[Records from a collection]
▬▬▬▬▬▬▬▬▬▬

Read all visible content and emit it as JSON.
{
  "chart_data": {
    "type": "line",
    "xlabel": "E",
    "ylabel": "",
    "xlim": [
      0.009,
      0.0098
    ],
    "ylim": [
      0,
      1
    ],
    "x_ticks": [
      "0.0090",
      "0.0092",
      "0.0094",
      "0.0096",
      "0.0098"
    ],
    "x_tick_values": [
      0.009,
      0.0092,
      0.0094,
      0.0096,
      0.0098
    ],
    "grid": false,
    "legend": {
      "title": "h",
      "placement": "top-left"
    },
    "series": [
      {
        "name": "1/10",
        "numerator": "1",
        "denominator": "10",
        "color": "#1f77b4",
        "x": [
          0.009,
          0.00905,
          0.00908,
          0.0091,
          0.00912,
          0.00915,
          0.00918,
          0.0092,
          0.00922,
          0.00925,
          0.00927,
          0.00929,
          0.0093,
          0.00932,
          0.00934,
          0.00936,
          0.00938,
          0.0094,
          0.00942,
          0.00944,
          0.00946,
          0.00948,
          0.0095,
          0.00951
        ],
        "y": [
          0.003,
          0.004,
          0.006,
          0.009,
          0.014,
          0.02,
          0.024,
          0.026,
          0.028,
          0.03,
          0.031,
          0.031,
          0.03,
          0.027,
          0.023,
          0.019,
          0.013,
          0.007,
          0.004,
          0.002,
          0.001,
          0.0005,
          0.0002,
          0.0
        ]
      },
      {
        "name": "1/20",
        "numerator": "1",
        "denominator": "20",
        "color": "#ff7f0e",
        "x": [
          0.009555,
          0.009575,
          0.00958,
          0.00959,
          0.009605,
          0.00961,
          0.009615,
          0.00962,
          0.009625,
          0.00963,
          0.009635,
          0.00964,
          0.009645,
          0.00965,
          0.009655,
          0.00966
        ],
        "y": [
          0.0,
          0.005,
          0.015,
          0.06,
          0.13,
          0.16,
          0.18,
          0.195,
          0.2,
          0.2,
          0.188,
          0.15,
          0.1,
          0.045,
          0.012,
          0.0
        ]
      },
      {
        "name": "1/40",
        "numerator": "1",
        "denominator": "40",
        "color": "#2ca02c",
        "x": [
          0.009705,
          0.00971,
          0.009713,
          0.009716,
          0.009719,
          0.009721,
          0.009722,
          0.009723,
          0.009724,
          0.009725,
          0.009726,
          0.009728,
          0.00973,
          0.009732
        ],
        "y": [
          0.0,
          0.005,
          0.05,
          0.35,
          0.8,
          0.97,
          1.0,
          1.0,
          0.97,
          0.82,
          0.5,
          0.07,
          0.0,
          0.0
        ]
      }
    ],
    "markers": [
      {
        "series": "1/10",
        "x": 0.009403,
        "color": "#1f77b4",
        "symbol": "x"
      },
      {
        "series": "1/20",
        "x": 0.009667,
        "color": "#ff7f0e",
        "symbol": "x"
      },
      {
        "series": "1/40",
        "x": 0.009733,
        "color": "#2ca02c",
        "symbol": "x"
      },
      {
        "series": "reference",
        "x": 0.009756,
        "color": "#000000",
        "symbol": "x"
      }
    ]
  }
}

▬▬▬▬▬▬▬▬▬▬

Problem statement:
From the records above, extract every entry exactly as given.

Response:
Read all visible content and emit it as JSON.
{
  "chart_data": {
    "type": "line",
    "xlabel": "E",
    "ylabel": "",
    "xlim": [
      0.009,
      0.0098
    ],
    "ylim": [
      0,
      1
    ],
    "x_ticks": [
      "0.0090",
      "0.0092",
      "0.0094",
      "0.0096",
      "0.0098"
    ],
    "x_tick_values": [
      0.009,
      0.0092,
      0.0094,
      0.0096,
      0.0098
    ],
    "grid": false,
    "legend": {
      "title": "h",
      "placement": "top-left"
    },
    "series": [
      {
        "name": "1/10",
        "numerator": "1",
        "denominator": "10",
        "color": "#1f77b4",
        "x": [
          0.009,
          0.00905,
          0.00908,
          0.0091,
          0.00912,
          0.00915,
          0.00918,
          0.0092,
          0.00922,
          0.00925,
          0.00927,
          0.00929,
          0.0093,
          0.00932,
          0.00934,
          0.00936,
          0.00938,
          0.0094,
          0.00942,
          0.00944,
          0.00946,
          0.00948,
          0.0095,
          0.00951
        ],
        "y": [
          0.003,
          0.004,
          0.006,
          0.009,
          0.014,
          0.02,
          0.024,
          0.026,
          0.028,
          0.03,
          0.031,
          0.031,
          0.03,
          0.027,
          0.023,
          0.019,
          0.013,
          0.007,
          0.004,
          0.002,
          0.001,
          0.0005,
          0.0002,
          0.0
        ]
      },
      {
        "name": "1/20",
        "numerator": "1",
        "denominator": "20",
        "color": "#ff7f0e",
        "x": [
          0.009555,
          0.009575,
          0.00958,
          0.00959,
          0.009605,
          0.00961,
          0.009615,
          0.00962,
          0.009625,
          0.00963,
          0.009635,
          0.00964,
          0.009645,
          0.00965,
          0.009655,
          0.00966
        ],
        "y": [
          0.0,
          0.005,
          0.015,
          0.06,
          0.13,
          0.16,
          0.18,
          0.195,
          0.2,
          0.2,
          0.188,
          0.15,
          0.1,
          0.045,
          0.012,
          0.0
        ]
      },
      {
        "name": "1/40",
        "numerator": "1",
        "denominator": "40",
        "color": "#2ca02c",
        "x": [
          0.009705,
          0.00971,
          0.009713,
          0.009716,
          0.009719,
          0.009721,
          0.009722,
          0.009723,
          0.009724,
          0.009725,
          0.009726,
          0.009728,
          0.00973,
          0.009732
        ],
        "y": [
          0.0,
          0.005,
          0.05,
          0.35,
          0.8,
          0.97,
          1.0,
          1.0,
          0.97,
          0.82,
          0.5,
          0.07,
          0.0,
          0.0
        ]
      }
    ],
    "markers": [
      {
        "series": "1/10",
        "x": 0.009403,
        "color": "#1f77b4",
        "symbol": "x"
      },
      {
        "series": "1/20",
        "x": 0.009667,
        "color": "#ff7f0e",
        "symbol": "x"
      },
      {
        "series": "1/40",
        "x": 0.009733,
        "color": "#2ca02c",
        "symbol": "x"
      },
      {
        "series": "reference",
        "x": 0.009756,
        "color": "#000000",
        "symbol": "x"
      }
    ]
  }
}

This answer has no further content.